◆ Exercise: Transcribe every entry below word for word, but skip the pictures.

◆ Source data:
--- BEGIN ---
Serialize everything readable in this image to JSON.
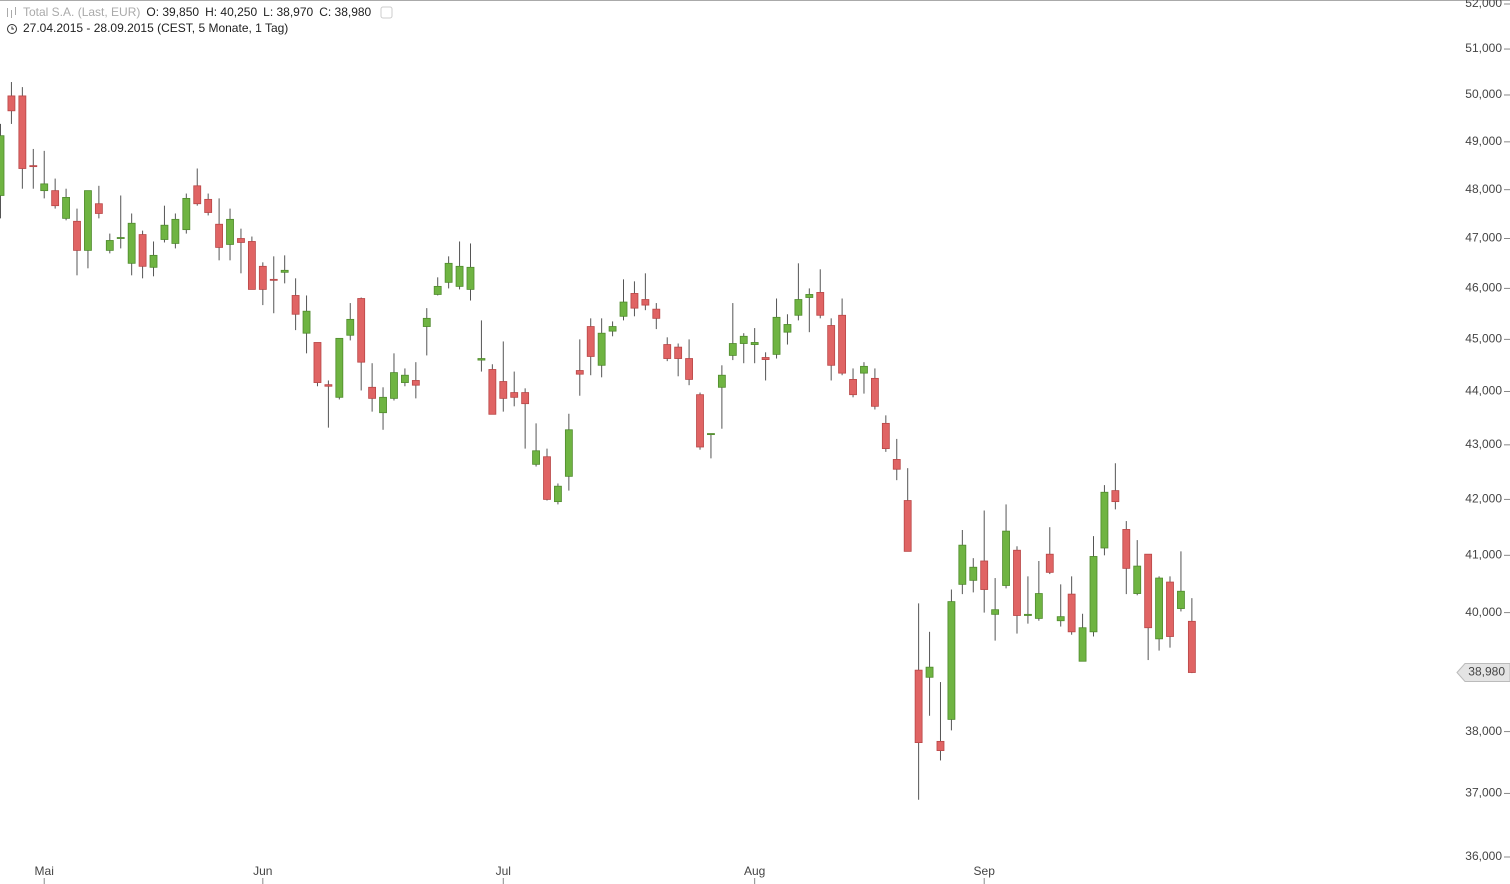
{
  "header": {
    "instrument": "Total S.A. (Last, EUR)",
    "ohlc": [
      "O: 39,850",
      "H: 40,250",
      "L: 38,970",
      "C: 38,980"
    ],
    "period": "27.04.2015 - 28.09.2015 (CEST, 5 Monate, 1 Tag)"
  },
  "chart_data": {
    "type": "candlestick",
    "categories": [
      null,
      null,
      null,
      null,
      "Mai",
      null,
      null,
      null,
      null,
      null,
      null,
      null,
      null,
      null,
      null,
      null,
      null,
      null,
      null,
      null,
      null,
      null,
      null,
      null,
      "Jun",
      null,
      null,
      null,
      null,
      null,
      null,
      null,
      null,
      null,
      null,
      null,
      null,
      null,
      null,
      null,
      null,
      null,
      null,
      null,
      null,
      null,
      "Jul",
      null,
      null,
      null,
      null,
      null,
      null,
      null,
      null,
      null,
      null,
      null,
      null,
      null,
      null,
      null,
      null,
      null,
      null,
      null,
      null,
      null,
      null,
      "Aug",
      null,
      null,
      null,
      null,
      null,
      null,
      null,
      null,
      null,
      null,
      null,
      null,
      null,
      null,
      null,
      null,
      null,
      null,
      null,
      null,
      "Sep",
      null,
      null,
      null,
      null,
      null,
      null,
      null,
      null,
      null,
      null,
      null,
      null,
      null,
      null,
      null,
      null,
      null,
      null,
      null
    ],
    "open": [
      47880,
      49980,
      49980,
      48500,
      47980,
      47980,
      47410,
      47350,
      46760,
      47710,
      46760,
      47000,
      46500,
      47080,
      46420,
      46980,
      46900,
      47180,
      48080,
      47800,
      47290,
      46880,
      47000,
      46940,
      46440,
      46180,
      46320,
      45860,
      45120,
      44940,
      44130,
      43890,
      45080,
      45800,
      44080,
      43600,
      43870,
      44170,
      44210,
      45250,
      45880,
      46120,
      46040,
      45980,
      44600,
      44420,
      44190,
      43980,
      43980,
      42640,
      42780,
      41960,
      42420,
      44400,
      45250,
      44500,
      45160,
      45450,
      45900,
      45780,
      45590,
      44900,
      44850,
      44630,
      43940,
      43190,
      44080,
      44690,
      44920,
      44900,
      44650,
      44710,
      45140,
      45470,
      45820,
      45920,
      45270,
      45470,
      44230,
      44350,
      44250,
      43400,
      42730,
      41980,
      39020,
      38900,
      37840,
      38200,
      40490,
      40560,
      40900,
      39970,
      40470,
      41090,
      39950,
      39900,
      41020,
      39860,
      40320,
      39170,
      39670,
      41130,
      42160,
      41460,
      40330,
      41020,
      39550,
      40530,
      40070,
      39850
    ],
    "high": [
      49380,
      50280,
      50170,
      48850,
      48810,
      48230,
      48020,
      47610,
      47980,
      48080,
      47100,
      47880,
      47510,
      47160,
      46940,
      47670,
      47510,
      47920,
      48440,
      47920,
      47820,
      47610,
      47200,
      47040,
      46520,
      46640,
      46660,
      46200,
      45860,
      44940,
      44210,
      45020,
      45710,
      45820,
      44540,
      44080,
      44730,
      44440,
      44560,
      45610,
      46220,
      46640,
      46940,
      46900,
      45370,
      44520,
      44960,
      44380,
      44060,
      43400,
      42930,
      42290,
      43580,
      45000,
      45410,
      45410,
      45350,
      46180,
      46140,
      46300,
      45710,
      45040,
      44920,
      45000,
      43980,
      43210,
      44500,
      45710,
      45120,
      45220,
      44750,
      45800,
      45490,
      46500,
      46000,
      46380,
      45410,
      45800,
      44440,
      44560,
      44440,
      43550,
      43110,
      42570,
      40160,
      39670,
      38820,
      40400,
      41450,
      40950,
      41800,
      40600,
      41910,
      41160,
      40630,
      40900,
      41500,
      40490,
      40630,
      39980,
      41340,
      42260,
      42660,
      41610,
      41270,
      41020,
      40630,
      40630,
      41070,
      40250
    ],
    "low": [
      47410,
      49380,
      48020,
      48020,
      47820,
      47610,
      47370,
      46260,
      46400,
      47410,
      46700,
      46800,
      46260,
      46200,
      46240,
      46920,
      46800,
      47100,
      47670,
      47470,
      46560,
      46560,
      46300,
      45980,
      45670,
      45510,
      46100,
      45180,
      44730,
      44100,
      43320,
      43850,
      44980,
      44020,
      43620,
      43280,
      43830,
      44100,
      43870,
      44690,
      45860,
      46000,
      45980,
      45760,
      44380,
      43570,
      43620,
      43720,
      42930,
      42600,
      41980,
      41910,
      42160,
      43920,
      44310,
      44270,
      45060,
      45370,
      45450,
      45570,
      45200,
      44580,
      44290,
      44120,
      42910,
      42750,
      43300,
      44600,
      44540,
      44540,
      44210,
      44630,
      44900,
      45370,
      45140,
      45410,
      44210,
      44310,
      43890,
      43960,
      43660,
      42870,
      42350,
      41070,
      36900,
      38260,
      37530,
      38020,
      40320,
      40350,
      40000,
      39520,
      40420,
      39640,
      39810,
      39860,
      40670,
      39760,
      39620,
      39170,
      39590,
      41000,
      41820,
      40320,
      40300,
      39190,
      39350,
      39400,
      40020,
      38970
    ],
    "close": [
      49130,
      49660,
      48440,
      48480,
      48120,
      47670,
      47840,
      46760,
      47980,
      47510,
      46960,
      47020,
      47310,
      46440,
      46660,
      47270,
      47390,
      47820,
      47710,
      47530,
      46820,
      47390,
      46920,
      45980,
      45980,
      46160,
      46360,
      45490,
      45550,
      44170,
      44100,
      45020,
      45390,
      44560,
      43870,
      43890,
      44360,
      44310,
      44120,
      45410,
      46040,
      46500,
      46440,
      46420,
      44630,
      43570,
      43870,
      43890,
      43770,
      42890,
      42000,
      42240,
      43280,
      44330,
      44670,
      45120,
      45250,
      45730,
      45610,
      45670,
      45410,
      44630,
      44630,
      44230,
      42960,
      43210,
      44310,
      44920,
      45060,
      44940,
      44610,
      45430,
      45290,
      45780,
      45880,
      45470,
      44500,
      44350,
      43940,
      44480,
      43720,
      42930,
      42550,
      41070,
      37820,
      39070,
      37690,
      40190,
      41180,
      40790,
      40400,
      40050,
      41430,
      39950,
      39970,
      40330,
      40700,
      39930,
      39670,
      39740,
      40980,
      42130,
      41960,
      40770,
      40810,
      39740,
      40600,
      39590,
      40370,
      38980
    ],
    "up_color": "#6fb442",
    "down_color": "#e06464",
    "log_scale": true,
    "ylim": [
      36000,
      52000
    ],
    "yticks": [
      {
        "value": 36000,
        "label": "36,000"
      },
      {
        "value": 37000,
        "label": "37,000"
      },
      {
        "value": 38000,
        "label": "38,000"
      },
      {
        "value": 40000,
        "label": "40,000"
      },
      {
        "value": 41000,
        "label": "41,000"
      },
      {
        "value": 42000,
        "label": "42,000"
      },
      {
        "value": 43000,
        "label": "43,000"
      },
      {
        "value": 44000,
        "label": "44,000"
      },
      {
        "value": 45000,
        "label": "45,000"
      },
      {
        "value": 46000,
        "label": "46,000"
      },
      {
        "value": 47000,
        "label": "47,000"
      },
      {
        "value": 48000,
        "label": "48,000"
      },
      {
        "value": 49000,
        "label": "49,000"
      },
      {
        "value": 50000,
        "label": "50,000"
      },
      {
        "value": 51000,
        "label": "51,000"
      },
      {
        "value": 52000,
        "label": "52,000"
      }
    ],
    "last_price": {
      "value": 38980,
      "label": "38,980"
    }
  }
}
--- END ---
◆ Exercise solution:
Serialize everything readable in this image to JSON.
{
  "header": {
    "instrument": "Total S.A. (Last, EUR)",
    "ohlc": [
      "O: 39,850",
      "H: 40,250",
      "L: 38,970",
      "C: 38,980"
    ],
    "period": "27.04.2015 - 28.09.2015 (CEST, 5 Monate, 1 Tag)"
  },
  "chart_data": {
    "type": "candlestick",
    "categories": [
      null,
      null,
      null,
      null,
      "Mai",
      null,
      null,
      null,
      null,
      null,
      null,
      null,
      null,
      null,
      null,
      null,
      null,
      null,
      null,
      null,
      null,
      null,
      null,
      null,
      "Jun",
      null,
      null,
      null,
      null,
      null,
      null,
      null,
      null,
      null,
      null,
      null,
      null,
      null,
      null,
      null,
      null,
      null,
      null,
      null,
      null,
      null,
      "Jul",
      null,
      null,
      null,
      null,
      null,
      null,
      null,
      null,
      null,
      null,
      null,
      null,
      null,
      null,
      null,
      null,
      null,
      null,
      null,
      null,
      null,
      null,
      "Aug",
      null,
      null,
      null,
      null,
      null,
      null,
      null,
      null,
      null,
      null,
      null,
      null,
      null,
      null,
      null,
      null,
      null,
      null,
      null,
      null,
      "Sep",
      null,
      null,
      null,
      null,
      null,
      null,
      null,
      null,
      null,
      null,
      null,
      null,
      null,
      null,
      null,
      null,
      null,
      null,
      null
    ],
    "open": [
      47880,
      49980,
      49980,
      48500,
      47980,
      47980,
      47410,
      47350,
      46760,
      47710,
      46760,
      47000,
      46500,
      47080,
      46420,
      46980,
      46900,
      47180,
      48080,
      47800,
      47290,
      46880,
      47000,
      46940,
      46440,
      46180,
      46320,
      45860,
      45120,
      44940,
      44130,
      43890,
      45080,
      45800,
      44080,
      43600,
      43870,
      44170,
      44210,
      45250,
      45880,
      46120,
      46040,
      45980,
      44600,
      44420,
      44190,
      43980,
      43980,
      42640,
      42780,
      41960,
      42420,
      44400,
      45250,
      44500,
      45160,
      45450,
      45900,
      45780,
      45590,
      44900,
      44850,
      44630,
      43940,
      43190,
      44080,
      44690,
      44920,
      44900,
      44650,
      44710,
      45140,
      45470,
      45820,
      45920,
      45270,
      45470,
      44230,
      44350,
      44250,
      43400,
      42730,
      41980,
      39020,
      38900,
      37840,
      38200,
      40490,
      40560,
      40900,
      39970,
      40470,
      41090,
      39950,
      39900,
      41020,
      39860,
      40320,
      39170,
      39670,
      41130,
      42160,
      41460,
      40330,
      41020,
      39550,
      40530,
      40070,
      39850
    ],
    "high": [
      49380,
      50280,
      50170,
      48850,
      48810,
      48230,
      48020,
      47610,
      47980,
      48080,
      47100,
      47880,
      47510,
      47160,
      46940,
      47670,
      47510,
      47920,
      48440,
      47920,
      47820,
      47610,
      47200,
      47040,
      46520,
      46640,
      46660,
      46200,
      45860,
      44940,
      44210,
      45020,
      45710,
      45820,
      44540,
      44080,
      44730,
      44440,
      44560,
      45610,
      46220,
      46640,
      46940,
      46900,
      45370,
      44520,
      44960,
      44380,
      44060,
      43400,
      42930,
      42290,
      43580,
      45000,
      45410,
      45410,
      45350,
      46180,
      46140,
      46300,
      45710,
      45040,
      44920,
      45000,
      43980,
      43210,
      44500,
      45710,
      45120,
      45220,
      44750,
      45800,
      45490,
      46500,
      46000,
      46380,
      45410,
      45800,
      44440,
      44560,
      44440,
      43550,
      43110,
      42570,
      40160,
      39670,
      38820,
      40400,
      41450,
      40950,
      41800,
      40600,
      41910,
      41160,
      40630,
      40900,
      41500,
      40490,
      40630,
      39980,
      41340,
      42260,
      42660,
      41610,
      41270,
      41020,
      40630,
      40630,
      41070,
      40250
    ],
    "low": [
      47410,
      49380,
      48020,
      48020,
      47820,
      47610,
      47370,
      46260,
      46400,
      47410,
      46700,
      46800,
      46260,
      46200,
      46240,
      46920,
      46800,
      47100,
      47670,
      47470,
      46560,
      46560,
      46300,
      45980,
      45670,
      45510,
      46100,
      45180,
      44730,
      44100,
      43320,
      43850,
      44980,
      44020,
      43620,
      43280,
      43830,
      44100,
      43870,
      44690,
      45860,
      46000,
      45980,
      45760,
      44380,
      43570,
      43620,
      43720,
      42930,
      42600,
      41980,
      41910,
      42160,
      43920,
      44310,
      44270,
      45060,
      45370,
      45450,
      45570,
      45200,
      44580,
      44290,
      44120,
      42910,
      42750,
      43300,
      44600,
      44540,
      44540,
      44210,
      44630,
      44900,
      45370,
      45140,
      45410,
      44210,
      44310,
      43890,
      43960,
      43660,
      42870,
      42350,
      41070,
      36900,
      38260,
      37530,
      38020,
      40320,
      40350,
      40000,
      39520,
      40420,
      39640,
      39810,
      39860,
      40670,
      39760,
      39620,
      39170,
      39590,
      41000,
      41820,
      40320,
      40300,
      39190,
      39350,
      39400,
      40020,
      38970
    ],
    "close": [
      49130,
      49660,
      48440,
      48480,
      48120,
      47670,
      47840,
      46760,
      47980,
      47510,
      46960,
      47020,
      47310,
      46440,
      46660,
      47270,
      47390,
      47820,
      47710,
      47530,
      46820,
      47390,
      46920,
      45980,
      45980,
      46160,
      46360,
      45490,
      45550,
      44170,
      44100,
      45020,
      45390,
      44560,
      43870,
      43890,
      44360,
      44310,
      44120,
      45410,
      46040,
      46500,
      46440,
      46420,
      44630,
      43570,
      43870,
      43890,
      43770,
      42890,
      42000,
      42240,
      43280,
      44330,
      44670,
      45120,
      45250,
      45730,
      45610,
      45670,
      45410,
      44630,
      44630,
      44230,
      42960,
      43210,
      44310,
      44920,
      45060,
      44940,
      44610,
      45430,
      45290,
      45780,
      45880,
      45470,
      44500,
      44350,
      43940,
      44480,
      43720,
      42930,
      42550,
      41070,
      37820,
      39070,
      37690,
      40190,
      41180,
      40790,
      40400,
      40050,
      41430,
      39950,
      39970,
      40330,
      40700,
      39930,
      39670,
      39740,
      40980,
      42130,
      41960,
      40770,
      40810,
      39740,
      40600,
      39590,
      40370,
      38980
    ],
    "up_color": "#6fb442",
    "down_color": "#e06464",
    "log_scale": true,
    "ylim": [
      36000,
      52000
    ],
    "yticks": [
      {
        "value": 36000,
        "label": "36,000"
      },
      {
        "value": 37000,
        "label": "37,000"
      },
      {
        "value": 38000,
        "label": "38,000"
      },
      {
        "value": 40000,
        "label": "40,000"
      },
      {
        "value": 41000,
        "label": "41,000"
      },
      {
        "value": 42000,
        "label": "42,000"
      },
      {
        "value": 43000,
        "label": "43,000"
      },
      {
        "value": 44000,
        "label": "44,000"
      },
      {
        "value": 45000,
        "label": "45,000"
      },
      {
        "value": 46000,
        "label": "46,000"
      },
      {
        "value": 47000,
        "label": "47,000"
      },
      {
        "value": 48000,
        "label": "48,000"
      },
      {
        "value": 49000,
        "label": "49,000"
      },
      {
        "value": 50000,
        "label": "50,000"
      },
      {
        "value": 51000,
        "label": "51,000"
      },
      {
        "value": 52000,
        "label": "52,000"
      }
    ],
    "last_price": {
      "value": 38980,
      "label": "38,980"
    }
  }
}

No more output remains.